- [Rows]
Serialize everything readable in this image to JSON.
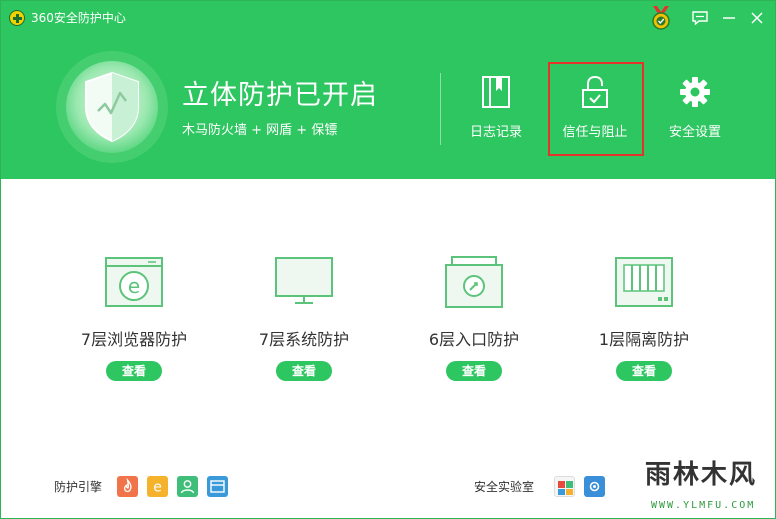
{
  "window": {
    "title": "360安全防护中心"
  },
  "header": {
    "title": "立体防护已开启",
    "subtitle": "木马防火墙 + 网盾 + 保镖"
  },
  "nav": {
    "log_label": "日志记录",
    "trust_label": "信任与阻止",
    "settings_label": "安全设置"
  },
  "cards": [
    {
      "label": "7层浏览器防护",
      "button": "查看",
      "icon": "browser-protection-icon"
    },
    {
      "label": "7层系统防护",
      "button": "查看",
      "icon": "monitor-protection-icon"
    },
    {
      "label": "6层入口防护",
      "button": "查看",
      "icon": "entry-protection-icon"
    },
    {
      "label": "1层隔离防护",
      "button": "查看",
      "icon": "isolation-protection-icon"
    }
  ],
  "footer": {
    "engine_label": "防护引擎",
    "lab_label": "安全实验室"
  },
  "watermark": {
    "text": "雨林木风",
    "url": "WWW.YLMFU.COM"
  },
  "colors": {
    "brand_green": "#2ec660",
    "highlight_red": "#e3332a"
  }
}
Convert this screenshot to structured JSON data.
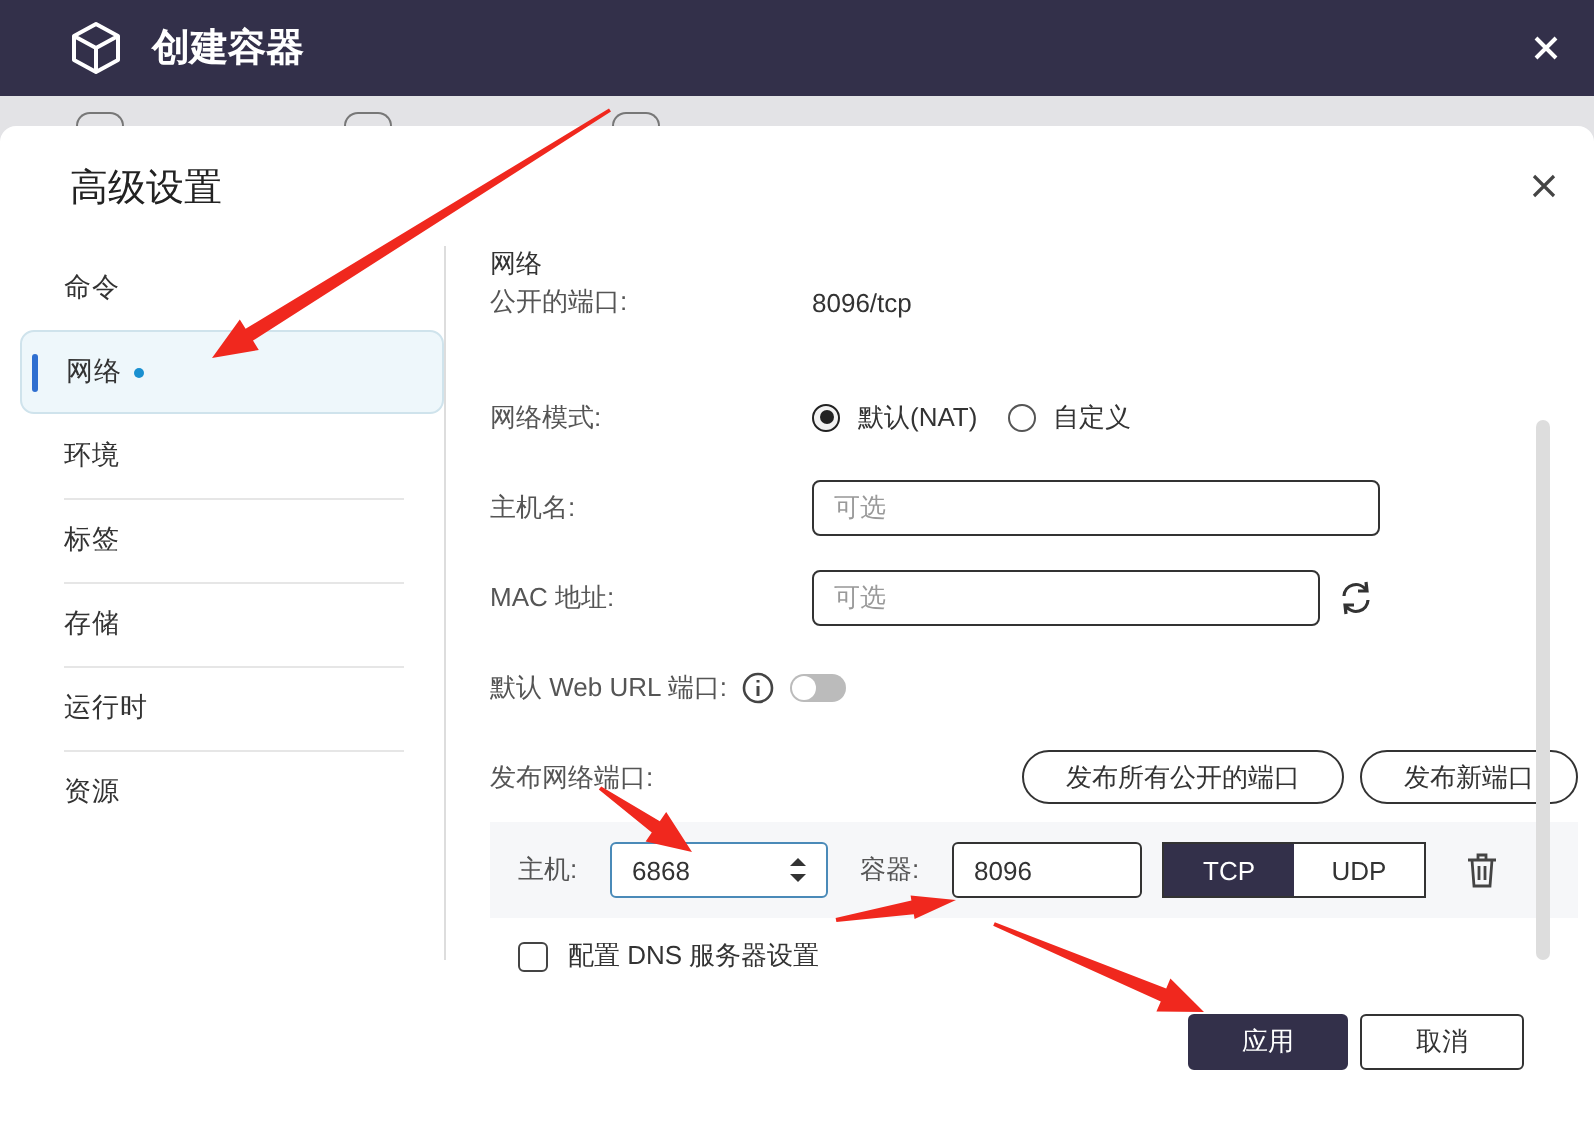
{
  "window": {
    "title": "创建容器"
  },
  "steps": [
    {
      "done": false
    },
    {
      "done": false
    },
    {
      "done": false
    }
  ],
  "dialog": {
    "title": "高级设置"
  },
  "sidebar": {
    "items": [
      {
        "label": "命令",
        "selected": false,
        "modified": false
      },
      {
        "label": "网络",
        "selected": true,
        "modified": true
      },
      {
        "label": "环境",
        "selected": false,
        "modified": false
      },
      {
        "label": "标签",
        "selected": false,
        "modified": false
      },
      {
        "label": "存储",
        "selected": false,
        "modified": false
      },
      {
        "label": "运行时",
        "selected": false,
        "modified": false
      },
      {
        "label": "资源",
        "selected": false,
        "modified": false
      }
    ]
  },
  "section": {
    "title": "网络"
  },
  "exposed_ports": {
    "label": "公开的端口:",
    "value": "8096/tcp"
  },
  "network_mode": {
    "label": "网络模式:",
    "options": [
      {
        "label": "默认(NAT)",
        "selected": true
      },
      {
        "label": "自定义",
        "selected": false
      }
    ]
  },
  "hostname": {
    "label": "主机名:",
    "placeholder": "可选"
  },
  "mac": {
    "label": "MAC 地址:",
    "placeholder": "可选"
  },
  "web_url_port": {
    "label": "默认 Web URL 端口:",
    "on": false
  },
  "publish": {
    "label": "发布网络端口:",
    "buttons": [
      "发布所有公开的端口",
      "发布新端口"
    ]
  },
  "port_mappings": [
    {
      "host_label": "主机:",
      "host_value": "6868",
      "container_label": "容器:",
      "container_value": "8096",
      "protocols": [
        {
          "label": "TCP",
          "selected": true
        },
        {
          "label": "UDP",
          "selected": false
        }
      ]
    }
  ],
  "dns": {
    "label": "配置 DNS 服务器设置",
    "checked": false
  },
  "footer": {
    "buttons": [
      {
        "label": "应用",
        "kind": "primary"
      },
      {
        "label": "取消",
        "kind": "secondary"
      }
    ]
  }
}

- [Problem]
Show the lines of the records that contain the word "JSON".

- [Full answer]
Serialize everything readable in this image to JSON.
Convert this screenshot to structured JSON data.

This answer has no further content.